■ **INSTRUCTIONS TO FOLLOW**
Would you transcribe the listing that follows, character for character, and omit its images?

■ **RECORDS FOR THIS TASK**
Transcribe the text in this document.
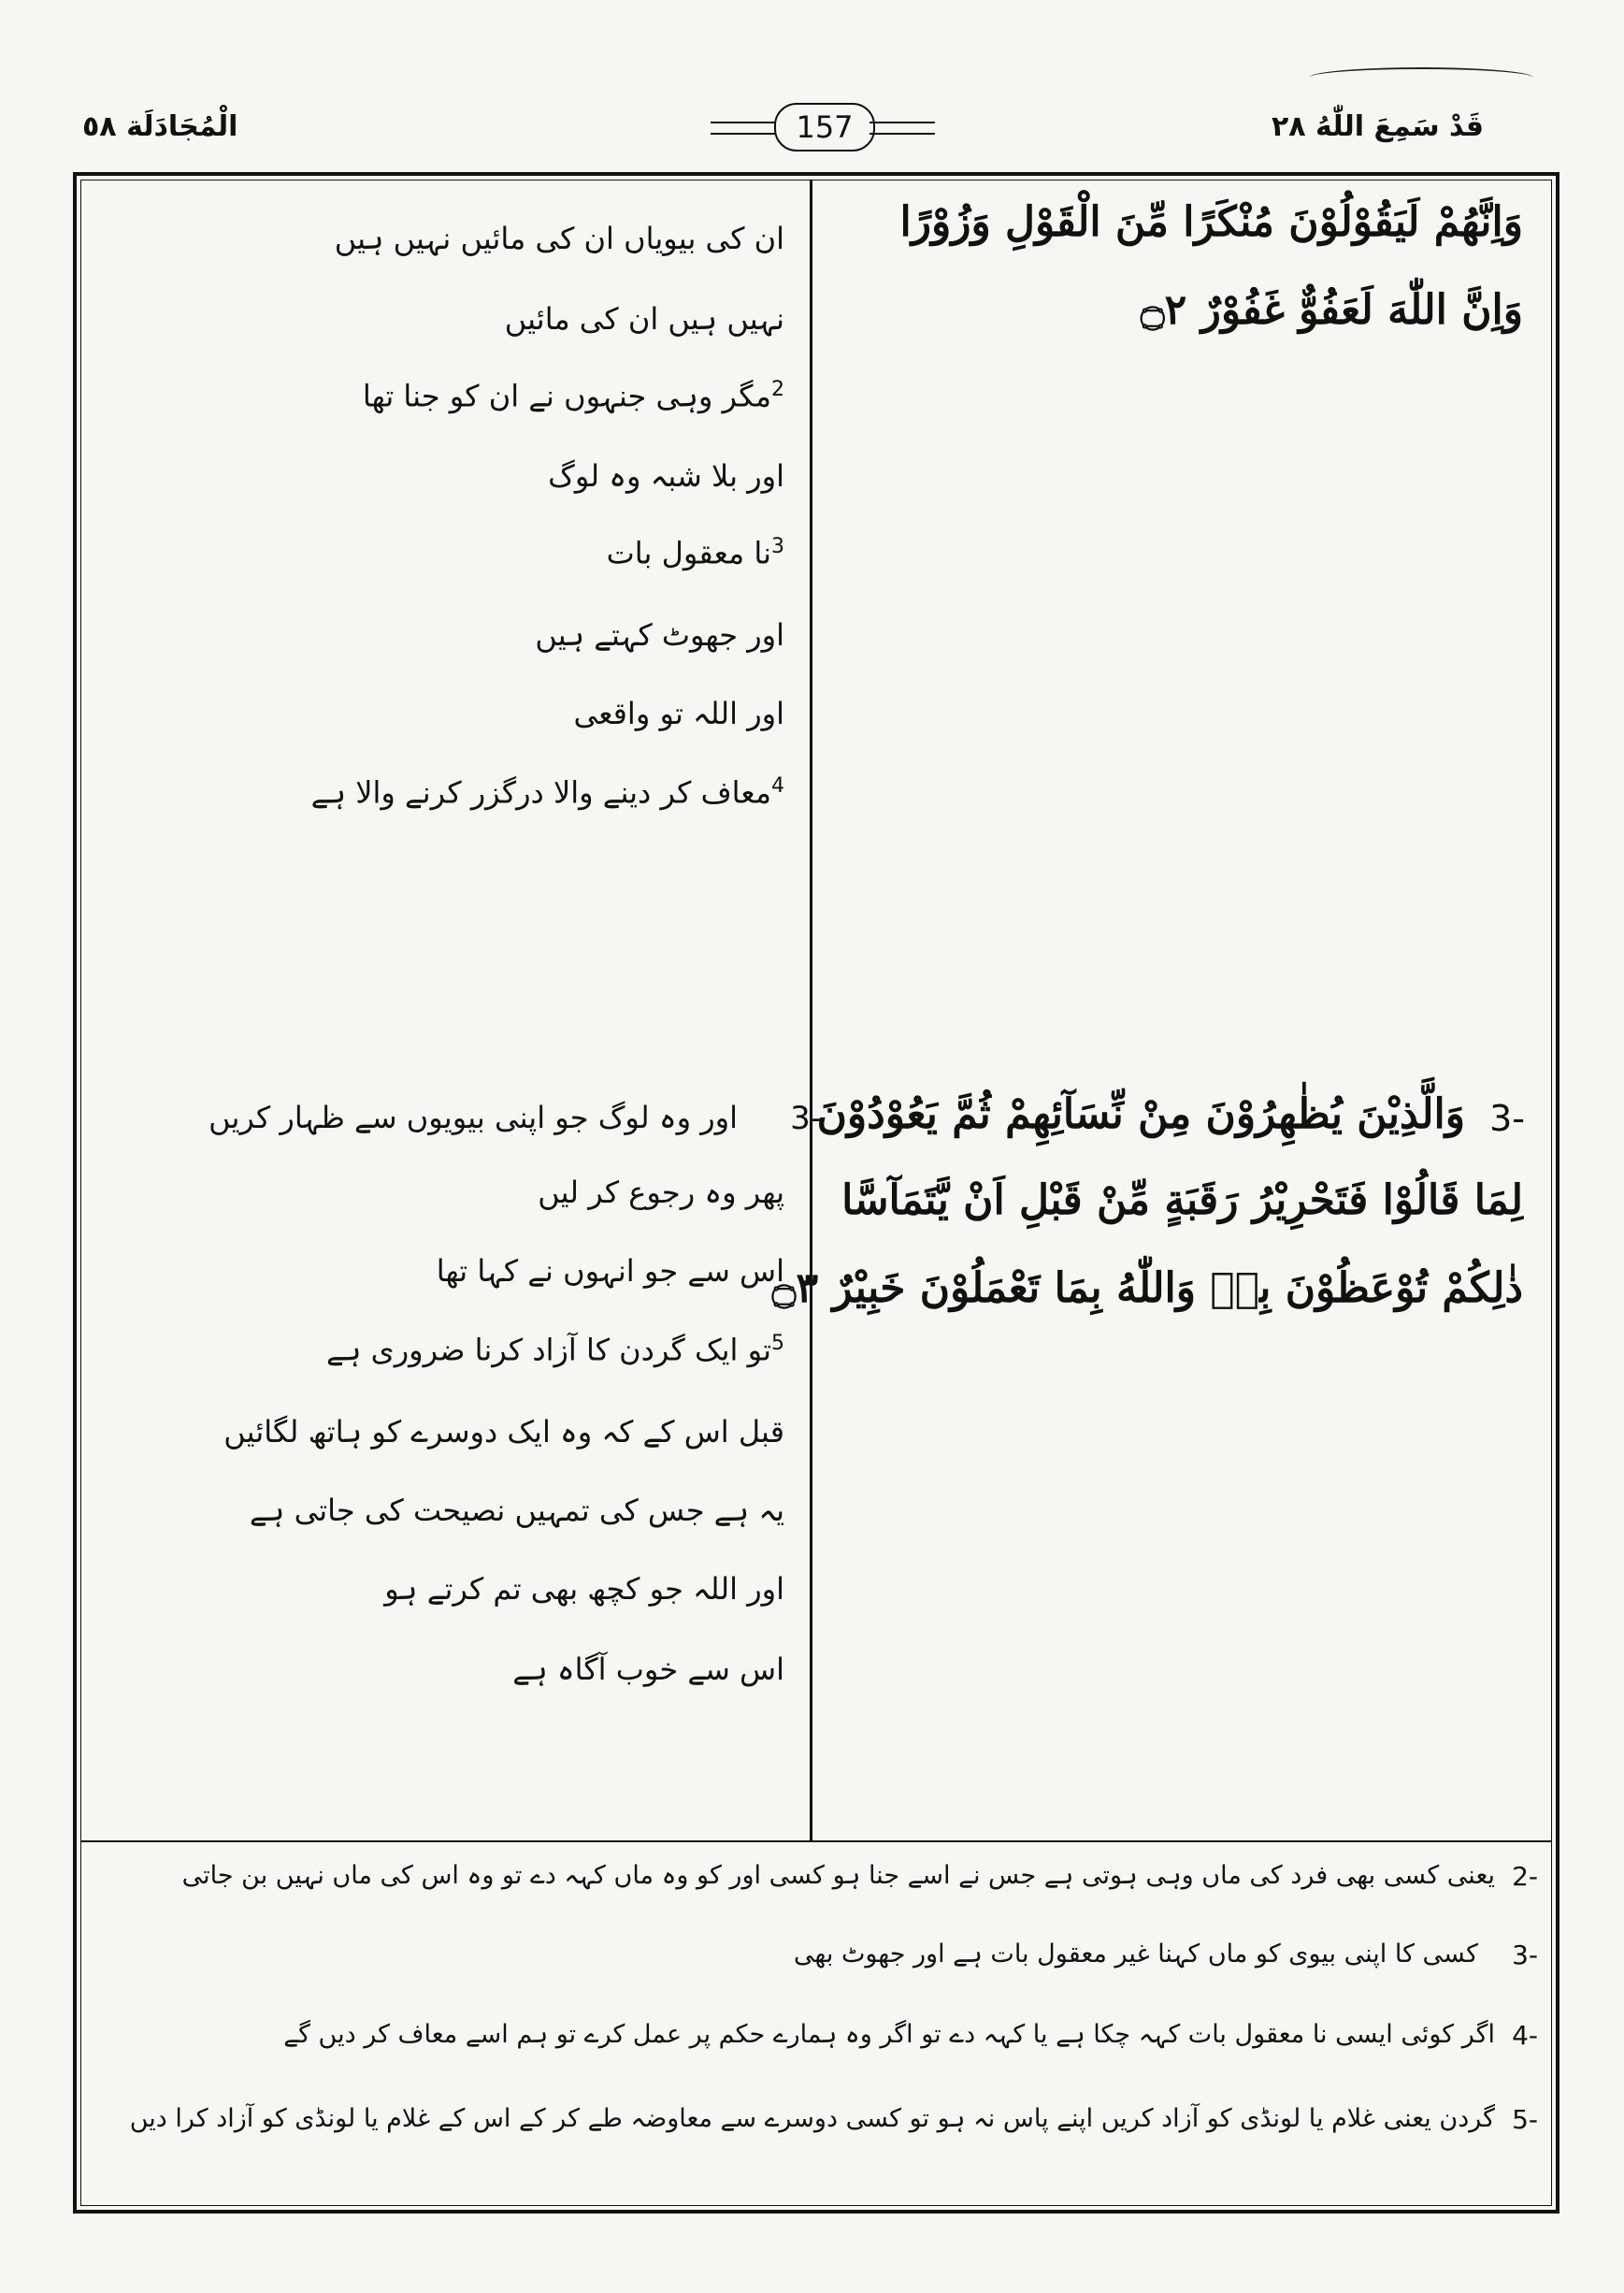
قَدْ سَمِعَ اللّٰهُ ٢٨
157
الْمُجَادَلَة ٥٨
وَاِنَّهُمْ لَيَقُوْلُوْنَ مُنْكَرًا مِّنَ الْقَوْلِ وَزُوْرًا
وَاِنَّ اللّٰهَ لَعَفُوٌّ غَفُوْرٌ ۝٢
3-
وَالَّذِيْنَ يُظٰهِرُوْنَ مِنْ نِّسَآئِهِمْ ثُمَّ يَعُوْدُوْنَ
لِمَا قَالُوْا فَتَحْرِيْرُ رَقَبَةٍ مِّنْ قَبْلِ اَنْ يَّتَمَآسَّا
ذٰلِكُمْ تُوْعَظُوْنَ بِهٖ وَاللّٰهُ بِمَا تَعْمَلُوْنَ خَبِيْرٌ ۝٣
ان کی بیویاں ان کی مائیں نہیں ہیں
نہیں ہیں ان کی مائیں
$^2$مگر وہی جنہوں نے ان کو جنا تھا
اور بلا شبہ وہ لوگ
$^3$نا معقول بات
اور جھوٹ کہتے ہیں
اور اللہ تو واقعی
$^4$معاف کر دینے والا درگزر کرنے والا ہے
3-
اور وہ لوگ جو اپنی بیویوں سے ظہار کریں
پھر وہ رجوع کر لیں
اس سے جو انہوں نے کہا تھا
$^5$تو ایک گردن کا آزاد کرنا ضروری ہے
قبل اس کے کہ وہ ایک دوسرے کو ہاتھ لگائیں
یہ ہے جس کی تمہیں نصیحت کی جاتی ہے
اور اللہ جو کچھ بھی تم کرتے ہو
اس سے خوب آگاہ ہے
2-
یعنی کسی بھی فرد کی ماں وہی ہوتی ہے جس نے اسے جنا ہو کسی اور کو وہ ماں کہہ دے تو وہ اس کی ماں نہیں بن جاتی
3-
کسی کا اپنی بیوی کو ماں کہنا غیر معقول بات ہے اور جھوٹ بھی
4-
اگر کوئی ایسی نا معقول بات کہہ چکا ہے یا کہہ دے تو اگر وہ ہمارے حکم پر عمل کرے تو ہم اسے معاف کر دیں گے
5-
گردن یعنی غلام یا لونڈی کو آزاد کریں اپنے پاس نہ ہو تو کسی دوسرے سے معاوضہ طے کر کے اس کے غلام یا لونڈی کو آزاد کرا دیں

■ **OUTPUT**
Transcribe the text in this document.
قَدْ سَمِعَ اللّٰهُ ٢٨
157
الْمُجَادَلَة ٥٨
وَاِنَّهُمْ لَيَقُوْلُوْنَ مُنْكَرًا مِّنَ الْقَوْلِ وَزُوْرًا
وَاِنَّ اللّٰهَ لَعَفُوٌّ غَفُوْرٌ ۝٢
3-
وَالَّذِيْنَ يُظٰهِرُوْنَ مِنْ نِّسَآئِهِمْ ثُمَّ يَعُوْدُوْنَ
لِمَا قَالُوْا فَتَحْرِيْرُ رَقَبَةٍ مِّنْ قَبْلِ اَنْ يَّتَمَآسَّا
ذٰلِكُمْ تُوْعَظُوْنَ بِهٖ وَاللّٰهُ بِمَا تَعْمَلُوْنَ خَبِيْرٌ ۝٣
ان کی بیویاں ان کی مائیں نہیں ہیں
نہیں ہیں ان کی مائیں
$^2$مگر وہی جنہوں نے ان کو جنا تھا
اور بلا شبہ وہ لوگ
$^3$نا معقول بات
اور جھوٹ کہتے ہیں
اور اللہ تو واقعی
$^4$معاف کر دینے والا درگزر کرنے والا ہے
3-
اور وہ لوگ جو اپنی بیویوں سے ظہار کریں
پھر وہ رجوع کر لیں
اس سے جو انہوں نے کہا تھا
$^5$تو ایک گردن کا آزاد کرنا ضروری ہے
قبل اس کے کہ وہ ایک دوسرے کو ہاتھ لگائیں
یہ ہے جس کی تمہیں نصیحت کی جاتی ہے
اور اللہ جو کچھ بھی تم کرتے ہو
اس سے خوب آگاہ ہے
2-
یعنی کسی بھی فرد کی ماں وہی ہوتی ہے جس نے اسے جنا ہو کسی اور کو وہ ماں کہہ دے تو وہ اس کی ماں نہیں بن جاتی
3-
کسی کا اپنی بیوی کو ماں کہنا غیر معقول بات ہے اور جھوٹ بھی
4-
اگر کوئی ایسی نا معقول بات کہہ چکا ہے یا کہہ دے تو اگر وہ ہمارے حکم پر عمل کرے تو ہم اسے معاف کر دیں گے
5-
گردن یعنی غلام یا لونڈی کو آزاد کریں اپنے پاس نہ ہو تو کسی دوسرے سے معاوضہ طے کر کے اس کے غلام یا لونڈی کو آزاد کرا دیں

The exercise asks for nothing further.